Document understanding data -
★ ★ ★ ★ ★ ★ ★
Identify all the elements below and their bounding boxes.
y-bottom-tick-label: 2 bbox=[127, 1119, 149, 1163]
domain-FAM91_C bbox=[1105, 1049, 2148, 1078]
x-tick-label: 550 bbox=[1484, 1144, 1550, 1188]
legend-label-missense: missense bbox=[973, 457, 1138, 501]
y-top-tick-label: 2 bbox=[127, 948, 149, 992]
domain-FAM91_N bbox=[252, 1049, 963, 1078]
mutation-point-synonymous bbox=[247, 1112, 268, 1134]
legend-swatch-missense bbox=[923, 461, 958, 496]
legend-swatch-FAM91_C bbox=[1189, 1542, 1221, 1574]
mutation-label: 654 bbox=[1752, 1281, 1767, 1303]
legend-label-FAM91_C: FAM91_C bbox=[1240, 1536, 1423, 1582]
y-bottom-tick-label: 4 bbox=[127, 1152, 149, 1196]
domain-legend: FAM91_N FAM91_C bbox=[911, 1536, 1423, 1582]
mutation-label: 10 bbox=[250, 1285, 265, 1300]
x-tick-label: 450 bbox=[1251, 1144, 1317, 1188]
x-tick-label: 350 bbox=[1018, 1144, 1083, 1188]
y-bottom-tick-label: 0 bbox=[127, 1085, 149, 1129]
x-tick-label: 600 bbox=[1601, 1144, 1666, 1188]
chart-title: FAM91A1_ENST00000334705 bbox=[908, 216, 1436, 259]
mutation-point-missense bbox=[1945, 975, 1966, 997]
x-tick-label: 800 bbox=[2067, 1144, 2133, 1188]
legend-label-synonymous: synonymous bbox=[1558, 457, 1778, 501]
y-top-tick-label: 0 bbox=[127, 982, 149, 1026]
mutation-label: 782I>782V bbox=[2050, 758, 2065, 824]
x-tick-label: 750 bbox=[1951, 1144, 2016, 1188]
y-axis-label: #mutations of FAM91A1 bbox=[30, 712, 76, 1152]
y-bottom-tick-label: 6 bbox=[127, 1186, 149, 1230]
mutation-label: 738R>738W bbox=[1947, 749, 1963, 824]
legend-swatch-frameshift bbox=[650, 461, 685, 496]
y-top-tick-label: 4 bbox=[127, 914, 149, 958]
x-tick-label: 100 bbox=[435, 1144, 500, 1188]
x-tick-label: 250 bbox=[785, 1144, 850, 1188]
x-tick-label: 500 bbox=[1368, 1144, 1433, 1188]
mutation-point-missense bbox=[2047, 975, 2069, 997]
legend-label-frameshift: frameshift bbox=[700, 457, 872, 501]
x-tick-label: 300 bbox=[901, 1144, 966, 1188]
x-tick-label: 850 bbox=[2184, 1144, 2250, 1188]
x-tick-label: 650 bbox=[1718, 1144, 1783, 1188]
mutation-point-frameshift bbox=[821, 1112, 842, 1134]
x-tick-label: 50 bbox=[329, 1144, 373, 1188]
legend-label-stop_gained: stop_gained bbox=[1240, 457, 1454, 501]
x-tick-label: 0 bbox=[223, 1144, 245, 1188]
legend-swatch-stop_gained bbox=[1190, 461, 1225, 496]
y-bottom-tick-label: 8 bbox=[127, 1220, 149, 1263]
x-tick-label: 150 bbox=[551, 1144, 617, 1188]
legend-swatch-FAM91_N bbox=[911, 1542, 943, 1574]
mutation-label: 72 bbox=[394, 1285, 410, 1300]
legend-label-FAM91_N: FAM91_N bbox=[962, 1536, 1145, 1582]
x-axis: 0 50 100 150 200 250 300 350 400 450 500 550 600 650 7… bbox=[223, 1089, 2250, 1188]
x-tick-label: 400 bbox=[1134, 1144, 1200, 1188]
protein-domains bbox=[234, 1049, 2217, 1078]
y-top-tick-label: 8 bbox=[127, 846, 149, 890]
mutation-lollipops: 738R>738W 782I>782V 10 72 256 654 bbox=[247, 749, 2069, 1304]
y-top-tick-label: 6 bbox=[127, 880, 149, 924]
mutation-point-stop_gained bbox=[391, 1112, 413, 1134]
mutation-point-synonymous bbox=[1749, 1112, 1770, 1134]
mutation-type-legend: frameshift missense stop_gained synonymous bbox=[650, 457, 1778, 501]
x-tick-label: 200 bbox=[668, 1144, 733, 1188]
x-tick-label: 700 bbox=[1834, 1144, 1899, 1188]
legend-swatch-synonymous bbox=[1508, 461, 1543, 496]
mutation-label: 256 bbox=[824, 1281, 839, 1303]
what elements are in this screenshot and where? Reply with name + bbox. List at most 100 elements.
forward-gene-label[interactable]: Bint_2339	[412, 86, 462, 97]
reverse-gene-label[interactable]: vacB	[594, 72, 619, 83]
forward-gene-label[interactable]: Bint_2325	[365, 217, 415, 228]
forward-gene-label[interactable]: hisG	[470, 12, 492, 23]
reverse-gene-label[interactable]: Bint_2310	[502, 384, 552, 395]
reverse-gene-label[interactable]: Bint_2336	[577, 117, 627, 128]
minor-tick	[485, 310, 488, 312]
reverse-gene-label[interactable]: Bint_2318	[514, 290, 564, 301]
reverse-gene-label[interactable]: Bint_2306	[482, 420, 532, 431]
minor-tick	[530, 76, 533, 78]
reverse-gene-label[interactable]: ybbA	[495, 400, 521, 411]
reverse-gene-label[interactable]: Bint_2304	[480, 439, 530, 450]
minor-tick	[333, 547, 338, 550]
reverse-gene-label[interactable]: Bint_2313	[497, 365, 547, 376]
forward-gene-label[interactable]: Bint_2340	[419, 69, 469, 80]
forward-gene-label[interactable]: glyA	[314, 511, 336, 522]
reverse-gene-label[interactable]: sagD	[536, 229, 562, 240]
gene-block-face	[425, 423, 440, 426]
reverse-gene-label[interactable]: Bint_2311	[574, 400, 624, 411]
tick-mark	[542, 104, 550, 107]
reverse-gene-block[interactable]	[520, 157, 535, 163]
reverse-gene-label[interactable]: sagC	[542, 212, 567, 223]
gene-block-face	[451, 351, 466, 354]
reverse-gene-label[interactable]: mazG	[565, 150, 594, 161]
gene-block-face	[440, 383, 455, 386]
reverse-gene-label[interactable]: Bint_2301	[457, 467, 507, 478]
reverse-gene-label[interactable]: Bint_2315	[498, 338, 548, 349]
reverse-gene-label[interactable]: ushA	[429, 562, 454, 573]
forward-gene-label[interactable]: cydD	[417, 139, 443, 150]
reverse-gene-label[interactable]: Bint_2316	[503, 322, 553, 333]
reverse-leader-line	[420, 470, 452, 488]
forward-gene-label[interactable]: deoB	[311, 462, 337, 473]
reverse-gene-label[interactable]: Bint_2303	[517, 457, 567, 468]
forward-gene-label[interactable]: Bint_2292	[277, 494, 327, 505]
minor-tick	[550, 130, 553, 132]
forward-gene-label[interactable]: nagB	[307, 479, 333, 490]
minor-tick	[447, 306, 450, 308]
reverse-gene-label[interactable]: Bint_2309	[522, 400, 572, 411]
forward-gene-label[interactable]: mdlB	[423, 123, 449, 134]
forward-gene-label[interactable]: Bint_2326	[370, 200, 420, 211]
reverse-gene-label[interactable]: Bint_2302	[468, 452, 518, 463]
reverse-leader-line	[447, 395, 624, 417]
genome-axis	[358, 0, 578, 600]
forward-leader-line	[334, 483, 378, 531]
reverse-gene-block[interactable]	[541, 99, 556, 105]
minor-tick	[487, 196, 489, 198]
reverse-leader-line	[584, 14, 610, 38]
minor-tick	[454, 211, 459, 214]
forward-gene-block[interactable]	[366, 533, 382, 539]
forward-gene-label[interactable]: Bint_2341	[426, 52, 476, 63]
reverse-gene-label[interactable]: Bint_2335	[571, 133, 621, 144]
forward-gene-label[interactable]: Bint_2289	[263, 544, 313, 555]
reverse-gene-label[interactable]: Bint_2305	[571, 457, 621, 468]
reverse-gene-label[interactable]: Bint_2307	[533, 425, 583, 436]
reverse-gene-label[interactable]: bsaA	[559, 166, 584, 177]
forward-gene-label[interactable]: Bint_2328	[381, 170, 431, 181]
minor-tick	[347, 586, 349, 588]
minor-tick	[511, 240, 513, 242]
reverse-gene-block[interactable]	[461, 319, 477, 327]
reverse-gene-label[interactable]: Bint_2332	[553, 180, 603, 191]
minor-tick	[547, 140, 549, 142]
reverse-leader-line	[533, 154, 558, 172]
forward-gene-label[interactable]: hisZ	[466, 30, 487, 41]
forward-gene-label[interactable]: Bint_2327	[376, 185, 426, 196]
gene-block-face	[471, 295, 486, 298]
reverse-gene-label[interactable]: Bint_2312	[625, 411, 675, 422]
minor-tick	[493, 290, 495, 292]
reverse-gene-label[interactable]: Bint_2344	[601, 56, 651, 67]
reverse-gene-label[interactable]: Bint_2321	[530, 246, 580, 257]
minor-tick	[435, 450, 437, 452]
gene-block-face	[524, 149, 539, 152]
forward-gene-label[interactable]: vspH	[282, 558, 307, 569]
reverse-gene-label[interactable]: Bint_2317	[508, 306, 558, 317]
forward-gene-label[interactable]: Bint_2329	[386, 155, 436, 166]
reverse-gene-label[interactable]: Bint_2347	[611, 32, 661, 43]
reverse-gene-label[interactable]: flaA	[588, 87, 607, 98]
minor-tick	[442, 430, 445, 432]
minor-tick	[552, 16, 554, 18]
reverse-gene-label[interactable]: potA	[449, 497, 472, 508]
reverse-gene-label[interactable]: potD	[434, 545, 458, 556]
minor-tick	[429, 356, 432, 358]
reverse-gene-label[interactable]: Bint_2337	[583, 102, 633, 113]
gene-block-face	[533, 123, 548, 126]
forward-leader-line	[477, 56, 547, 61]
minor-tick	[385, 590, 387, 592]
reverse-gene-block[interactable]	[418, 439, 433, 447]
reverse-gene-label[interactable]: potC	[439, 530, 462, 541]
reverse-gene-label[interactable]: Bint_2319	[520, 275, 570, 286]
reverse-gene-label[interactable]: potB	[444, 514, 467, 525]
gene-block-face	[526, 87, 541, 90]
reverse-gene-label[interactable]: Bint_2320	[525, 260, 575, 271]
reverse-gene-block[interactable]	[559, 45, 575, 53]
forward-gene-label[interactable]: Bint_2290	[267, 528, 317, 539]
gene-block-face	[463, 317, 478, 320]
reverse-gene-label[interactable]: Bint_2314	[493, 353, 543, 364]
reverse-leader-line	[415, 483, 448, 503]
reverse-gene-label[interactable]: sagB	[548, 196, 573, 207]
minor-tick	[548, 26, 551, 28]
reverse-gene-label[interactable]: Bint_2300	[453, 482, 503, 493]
★ ★ ★ ★ ★ ★ ★
Assignment - All the lines that hold the word "bottom" must appear in the answer, copied from the records.

Output for this task -
y-bottom-tick-label: 2 bbox=[127, 1119, 149, 1163]
y-bottom-tick-label: 4 bbox=[127, 1152, 149, 1196]
y-bottom-tick-label: 0 bbox=[127, 1085, 149, 1129]
y-bottom-tick-label: 6 bbox=[127, 1186, 149, 1230]
y-bottom-tick-label: 8 bbox=[127, 1220, 149, 1263]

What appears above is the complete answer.